## Required task
Look through the records that follow. Copy every line containing the word "trong".
>> Begin
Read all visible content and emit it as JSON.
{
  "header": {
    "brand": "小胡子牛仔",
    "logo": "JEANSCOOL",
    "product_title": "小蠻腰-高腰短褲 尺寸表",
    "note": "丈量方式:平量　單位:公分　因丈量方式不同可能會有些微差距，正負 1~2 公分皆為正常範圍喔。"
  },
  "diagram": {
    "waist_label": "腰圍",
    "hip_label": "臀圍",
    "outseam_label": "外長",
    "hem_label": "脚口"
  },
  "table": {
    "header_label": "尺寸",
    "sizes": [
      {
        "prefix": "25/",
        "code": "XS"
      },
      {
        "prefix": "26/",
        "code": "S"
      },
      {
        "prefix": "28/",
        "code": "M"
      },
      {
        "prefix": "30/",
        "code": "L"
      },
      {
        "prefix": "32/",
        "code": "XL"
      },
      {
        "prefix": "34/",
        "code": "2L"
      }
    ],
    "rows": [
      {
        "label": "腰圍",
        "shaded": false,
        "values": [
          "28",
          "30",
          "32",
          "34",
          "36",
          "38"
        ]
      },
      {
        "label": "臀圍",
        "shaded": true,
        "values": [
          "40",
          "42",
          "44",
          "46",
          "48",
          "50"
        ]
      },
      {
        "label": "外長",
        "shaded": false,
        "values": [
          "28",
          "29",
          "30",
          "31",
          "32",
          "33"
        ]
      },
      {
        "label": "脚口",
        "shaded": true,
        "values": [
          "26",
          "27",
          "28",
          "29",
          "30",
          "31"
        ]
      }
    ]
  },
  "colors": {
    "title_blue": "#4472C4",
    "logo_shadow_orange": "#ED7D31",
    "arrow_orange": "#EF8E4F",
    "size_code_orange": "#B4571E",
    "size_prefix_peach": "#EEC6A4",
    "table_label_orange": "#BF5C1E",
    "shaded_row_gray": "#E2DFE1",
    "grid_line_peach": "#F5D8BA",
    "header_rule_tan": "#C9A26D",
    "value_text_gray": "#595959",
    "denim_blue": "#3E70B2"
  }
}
>> End
>> Begin
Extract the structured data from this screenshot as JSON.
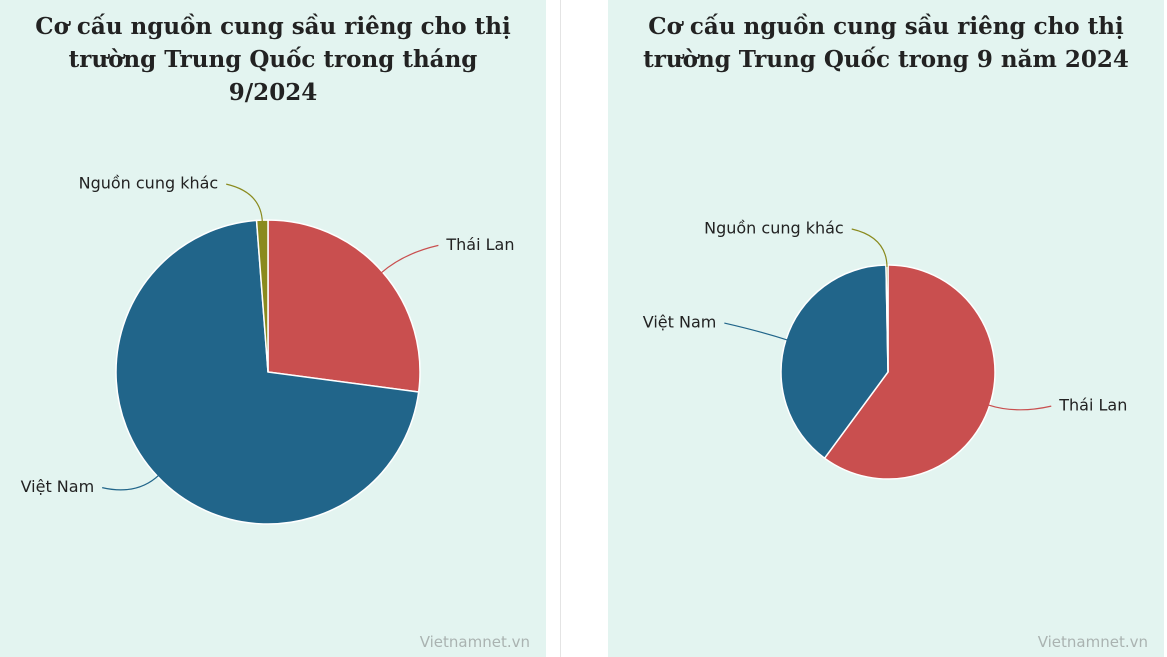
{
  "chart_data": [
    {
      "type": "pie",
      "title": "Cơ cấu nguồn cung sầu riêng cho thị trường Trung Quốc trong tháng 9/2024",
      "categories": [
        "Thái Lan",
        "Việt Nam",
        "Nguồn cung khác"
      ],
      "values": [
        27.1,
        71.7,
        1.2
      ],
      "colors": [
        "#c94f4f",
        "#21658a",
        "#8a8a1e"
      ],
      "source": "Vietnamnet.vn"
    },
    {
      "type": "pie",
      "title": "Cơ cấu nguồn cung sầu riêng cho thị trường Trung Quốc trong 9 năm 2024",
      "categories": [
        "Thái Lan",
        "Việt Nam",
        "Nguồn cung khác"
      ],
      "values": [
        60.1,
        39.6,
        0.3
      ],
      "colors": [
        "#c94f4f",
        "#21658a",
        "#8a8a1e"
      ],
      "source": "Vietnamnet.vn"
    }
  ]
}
>> End
## Response
      "title": "Cơ cấu nguồn cung sầu riêng cho thị trường Trung Quốc trong tháng 9/2024",
      "title": "Cơ cấu nguồn cung sầu riêng cho thị trường Trung Quốc trong 9 năm 2024",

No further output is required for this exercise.